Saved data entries
::::

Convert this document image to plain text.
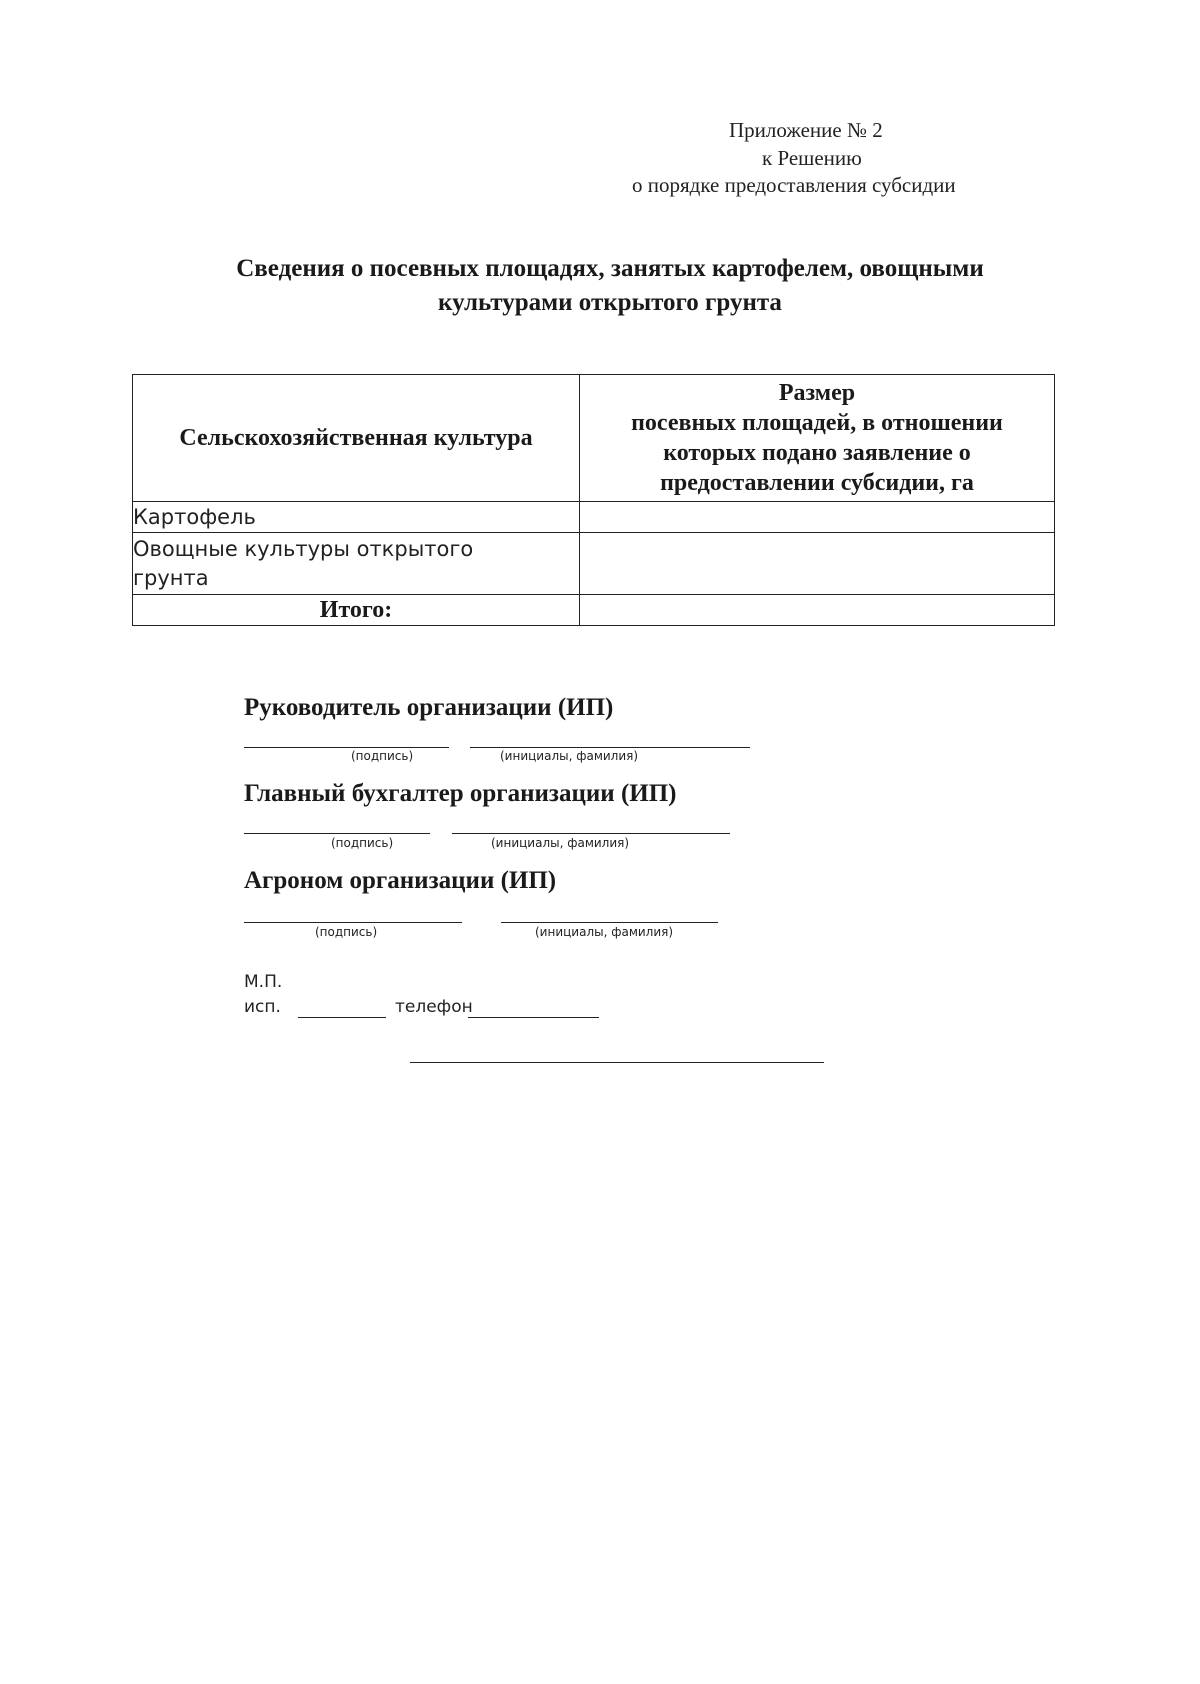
Приложение № 2
к Решению
о порядке предоставления субсидии
Сведения о посевных площадях, занятых картофелем, овощными
культурами открытого грунта
Сельскохозяйственная культура	Размер
посевных площадей, в отношении
которых подано заявление о
предоставлении субсидии, га

Картофель	

Овощные культуры открытого
грунта	

Итого:	
Руководитель организации (ИП)
(подпись)	(инициалы, фамилия)
Главный бухгалтер организации (ИП)
(подпись)	(инициалы, фамилия)
Агроном организации (ИП)
(подпись)	(инициалы, фамилия)
М.П.
исп.	телефон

::::

WORK TO DO: Make an exact copy of the records above, with the pictures left out.

WRITTEN ANSWER:
Convert this document image to plain text.
Приложение № 2
к Решению
о порядке предоставления субсидии
Сведения о посевных площадях, занятых картофелем, овощными
культурами открытого грунта
Сельскохозяйственная культура	Размер
посевных площадей, в отношении
которых подано заявление о
предоставлении субсидии, га

Картофель	

Овощные культуры открытого
грунта	

Итого:	
Руководитель организации (ИП)
(подпись)	(инициалы, фамилия)
Главный бухгалтер организации (ИП)
(подпись)	(инициалы, фамилия)
Агроном организации (ИП)
(подпись)	(инициалы, фамилия)
М.П.
исп.	телефон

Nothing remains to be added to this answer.